(Extrait du document):
┄┄┄┄┄┄┄┄┄┄┄┄┄┄┄┄┄┄┄┄

Il a vécu dans de nombreux pays d'Afrique centrale, notamment au Gabon, où il a contribué à la création de l'Université de Libreville, mais aussi dans ce qui s'appelait alors le Zaïre et au Cameroun.

Yvon Siméon a également exercé dans la diplomatie de son pays. Il a ainsi représenté Haïti auprès de l'Union européenne et du royaume de Belgique. Proche d'Aristide au début des années 1990, il s'en était vite éloigné, au point de devenir l'un des opposants les plus irréductibles à son régime.

Après sa démission du gouvernement de transtion il a été nommé ambassdeur en Italie où il a été élu vice-président de LILA et ambassadeur au Bénin.


Yvon Siméon,
homme intègre, déterminé a sortir son pays de l'impasse où il se trouve a décidé de rompre le silence et de s'exprimer.

Au-delà d' un constat lucide et sans concession il livre dans cette déclaration ses propositions pour l'avenir d'Haïti.

Yvon Simeon est actuellement a Paris.

HAITI ultimes propositions d'Yvon SIMEON

Propositions ultimes

par Yvon Siméon

Le 12 janvier 2010, un séisme d’une grande magnitude a dévasté la République d’Haïti et détruit plusieurs de ses grandes agglomérations, dont Port-Au-Prince, la capitale. Les dégâts sont considérables : près de trois cent mille victimes et presque autant de blessés, plus d’un million cinq cent mille personnes déplacées, errant dans les campagnes ou sous des tentes de fortune.

La conséquence la plus visible de ce désastre est un indescriptible chaos. L’existence même du gouvernement, symbolisée par le continuum de son pouvoir régalien sur l’ensemble du territoire est, de facto, annihilée. Les haïtiens sont encore aussi désemparés qu’au premier jour.

┄┄┄┄┄┄┄┄┄┄┄┄┄┄┄┄┄┄┄┄

(Consignes):
**a)** Recopiez le passage de l'extrait sur Yvon Siméon qui commence par « HAITI ultimes propositions » et se poursuit jusqu'à « tentes de fortune. ».
**b)** Poursuivez la rédaction de l'extrait sur Yvon Siméon à partir de sa dernière phrase.
Les entrées qui suivent proviennent d'une autre source que l'extrait sur Yvon Siméon.

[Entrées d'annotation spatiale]

┄┄┄┄┄┄┄┄┄┄┄┄┄┄┄┄┄┄┄┄

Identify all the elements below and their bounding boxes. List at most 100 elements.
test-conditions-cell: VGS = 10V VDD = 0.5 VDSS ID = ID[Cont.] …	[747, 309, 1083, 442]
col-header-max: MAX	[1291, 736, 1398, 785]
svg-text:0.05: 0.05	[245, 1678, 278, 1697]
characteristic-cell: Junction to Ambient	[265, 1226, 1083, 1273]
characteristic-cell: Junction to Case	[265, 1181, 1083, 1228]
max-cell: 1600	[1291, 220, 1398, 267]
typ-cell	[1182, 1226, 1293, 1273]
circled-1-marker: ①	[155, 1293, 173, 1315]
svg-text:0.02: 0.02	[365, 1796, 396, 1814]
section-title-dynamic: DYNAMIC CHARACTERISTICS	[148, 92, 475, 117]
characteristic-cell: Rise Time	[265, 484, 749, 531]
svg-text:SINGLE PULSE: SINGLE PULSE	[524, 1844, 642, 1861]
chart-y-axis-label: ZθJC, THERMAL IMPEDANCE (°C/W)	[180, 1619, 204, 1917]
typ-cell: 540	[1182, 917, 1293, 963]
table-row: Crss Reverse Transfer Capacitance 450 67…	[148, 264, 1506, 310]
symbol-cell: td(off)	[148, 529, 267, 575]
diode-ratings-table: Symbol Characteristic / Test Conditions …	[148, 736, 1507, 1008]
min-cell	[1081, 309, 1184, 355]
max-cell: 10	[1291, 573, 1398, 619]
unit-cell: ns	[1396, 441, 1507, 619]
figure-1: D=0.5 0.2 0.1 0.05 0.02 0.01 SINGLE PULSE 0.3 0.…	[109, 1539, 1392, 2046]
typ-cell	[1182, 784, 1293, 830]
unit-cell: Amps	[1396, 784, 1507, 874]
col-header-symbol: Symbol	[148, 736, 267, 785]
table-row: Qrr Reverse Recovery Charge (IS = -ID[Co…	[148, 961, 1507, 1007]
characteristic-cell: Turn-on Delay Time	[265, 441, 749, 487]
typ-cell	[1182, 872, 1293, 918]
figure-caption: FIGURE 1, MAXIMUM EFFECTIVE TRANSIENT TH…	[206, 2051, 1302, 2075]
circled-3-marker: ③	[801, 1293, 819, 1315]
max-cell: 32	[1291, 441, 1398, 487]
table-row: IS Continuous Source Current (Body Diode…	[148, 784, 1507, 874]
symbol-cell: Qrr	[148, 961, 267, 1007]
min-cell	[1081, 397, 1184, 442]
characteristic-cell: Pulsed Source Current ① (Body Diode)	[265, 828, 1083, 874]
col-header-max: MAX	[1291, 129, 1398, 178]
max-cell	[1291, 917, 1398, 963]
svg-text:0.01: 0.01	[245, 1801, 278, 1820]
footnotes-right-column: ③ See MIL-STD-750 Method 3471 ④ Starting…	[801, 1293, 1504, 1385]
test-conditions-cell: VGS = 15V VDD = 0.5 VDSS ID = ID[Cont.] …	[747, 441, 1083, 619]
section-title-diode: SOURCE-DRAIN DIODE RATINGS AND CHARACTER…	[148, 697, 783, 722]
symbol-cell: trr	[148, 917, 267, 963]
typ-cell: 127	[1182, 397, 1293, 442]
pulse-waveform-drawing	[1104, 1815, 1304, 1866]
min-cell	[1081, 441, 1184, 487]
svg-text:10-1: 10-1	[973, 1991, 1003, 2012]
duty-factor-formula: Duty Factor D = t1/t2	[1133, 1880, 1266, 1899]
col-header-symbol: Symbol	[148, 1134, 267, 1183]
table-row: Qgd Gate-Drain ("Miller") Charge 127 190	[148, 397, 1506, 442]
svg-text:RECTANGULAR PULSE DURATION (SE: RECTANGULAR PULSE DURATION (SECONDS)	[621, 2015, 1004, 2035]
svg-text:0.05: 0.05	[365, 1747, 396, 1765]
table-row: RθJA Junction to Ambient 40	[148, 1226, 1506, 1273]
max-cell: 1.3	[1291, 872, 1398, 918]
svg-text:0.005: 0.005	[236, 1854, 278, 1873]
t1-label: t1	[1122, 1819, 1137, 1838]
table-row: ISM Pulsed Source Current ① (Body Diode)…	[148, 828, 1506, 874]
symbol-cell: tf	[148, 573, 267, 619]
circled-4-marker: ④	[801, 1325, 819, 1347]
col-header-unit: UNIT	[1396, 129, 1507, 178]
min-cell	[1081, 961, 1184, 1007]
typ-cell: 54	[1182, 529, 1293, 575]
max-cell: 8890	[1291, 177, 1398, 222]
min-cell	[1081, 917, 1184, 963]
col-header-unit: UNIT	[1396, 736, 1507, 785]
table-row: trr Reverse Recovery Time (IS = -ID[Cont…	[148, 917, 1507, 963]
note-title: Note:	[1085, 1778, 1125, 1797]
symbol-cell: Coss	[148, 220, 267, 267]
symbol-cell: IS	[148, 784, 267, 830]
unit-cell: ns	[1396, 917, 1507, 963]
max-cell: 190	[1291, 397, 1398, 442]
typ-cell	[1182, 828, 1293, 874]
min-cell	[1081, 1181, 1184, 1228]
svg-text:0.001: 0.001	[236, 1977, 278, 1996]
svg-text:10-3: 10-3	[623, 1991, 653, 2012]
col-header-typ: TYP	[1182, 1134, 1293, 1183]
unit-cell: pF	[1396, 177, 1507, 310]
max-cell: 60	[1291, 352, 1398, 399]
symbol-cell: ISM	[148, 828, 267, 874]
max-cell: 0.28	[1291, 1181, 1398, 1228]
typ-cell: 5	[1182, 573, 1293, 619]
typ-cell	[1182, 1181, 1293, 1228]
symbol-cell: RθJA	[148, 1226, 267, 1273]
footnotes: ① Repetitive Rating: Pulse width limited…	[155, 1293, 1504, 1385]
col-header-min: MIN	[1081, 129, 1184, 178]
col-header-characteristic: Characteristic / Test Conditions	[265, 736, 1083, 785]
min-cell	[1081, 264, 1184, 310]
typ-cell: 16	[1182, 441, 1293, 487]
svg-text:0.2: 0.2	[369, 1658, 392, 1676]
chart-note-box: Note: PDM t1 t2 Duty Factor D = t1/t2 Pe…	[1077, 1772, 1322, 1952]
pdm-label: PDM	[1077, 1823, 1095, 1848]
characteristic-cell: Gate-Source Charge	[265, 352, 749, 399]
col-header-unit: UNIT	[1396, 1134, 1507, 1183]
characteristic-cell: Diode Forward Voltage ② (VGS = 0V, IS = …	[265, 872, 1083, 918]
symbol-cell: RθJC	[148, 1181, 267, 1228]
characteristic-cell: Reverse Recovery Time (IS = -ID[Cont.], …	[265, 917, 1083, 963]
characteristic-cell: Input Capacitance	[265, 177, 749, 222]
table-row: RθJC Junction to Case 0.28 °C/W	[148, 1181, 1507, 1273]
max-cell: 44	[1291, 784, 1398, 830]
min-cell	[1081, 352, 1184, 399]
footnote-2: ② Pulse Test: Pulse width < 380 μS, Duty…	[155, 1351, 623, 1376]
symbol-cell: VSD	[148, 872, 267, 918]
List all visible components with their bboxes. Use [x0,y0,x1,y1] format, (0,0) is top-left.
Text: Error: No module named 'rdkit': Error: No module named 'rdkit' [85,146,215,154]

┄┄┄┄┄┄┄┄┄┄┄┄┄┄┄┄┄┄┄┄

(Réponses):
**a)**
HAITI ultimes propositions d'Yvon SIMEON

Propositions ultimes

par Yvon Siméon

Le 12 janvier 2010, un séisme d’une grande magnitude a dévasté la République d’Haïti et détruit plusieurs de ses grandes agglomérations, dont Port-Au-Prince, la capitale. Les dégâts sont considérables : près de trois cent mille victimes et presque autant de blessés, plus d’un million cinq cent mille personnes déplacées, errant dans les campagnes ou sous des tentes de fortune.

**b)**
En réalité, le tremblement a seulement joué un rôle de révélateur aggravant d’une situation préexistante. Le pays était déjà complètement bloqué depuis de nombreuses années, à travers le dysfonctionnement de ses institutions : appareil étatique- gouvernement administrations… Bien avant le cataclysme, elles étaient déjà à la dérive, désaccordées, maintenues facticement debout grâce à la présence des neuf mille hommes de la MINUSTAH, force d’intervention de l’ONU.

Beaucoup d’éléments peuvent expliquer la longévité historique d’un tel phénomène. La nation était devenue, au fil du temps, la juxtaposition de plusieurs entités auxquelles les gouvernements successifs n’ont jamais été soucieux d’accorder la moindre cohérence pour, dans une unité nationale patiemment construite, créer une synergie collective, orientée vers le développement économique et social.
Car Haïti représente une exception dans les Amériques, un pays spécifique, une mosaïque à nette prédominance africaine. Ce n’est pas par hasard si la manifestation culturelle organisée par l’UNESCO à Paris le 8 juin 2010 a été intitulée : « HAITI, une révolution africaine en Amérique Latine et dans les Caraïbes ».

Mais la spécificité haïtienne ne s’arrête pas là. En deux cent six ans , cette portion d’île est devenue un monstre macrocéphale, hyper centré sur sa capitale, Port-Au-Prince, où toutes les activités se retrouvent agglutinées. De ce fait, le reste du pays s’est progressivement anémié. Sous administré, il est complètement dépourvu d’infrastructures publiques. L’intégration nationale n’a pas été réalisée. Il existe très peu de liaisons modernes entre les communautés locales disséminées sur le territoire.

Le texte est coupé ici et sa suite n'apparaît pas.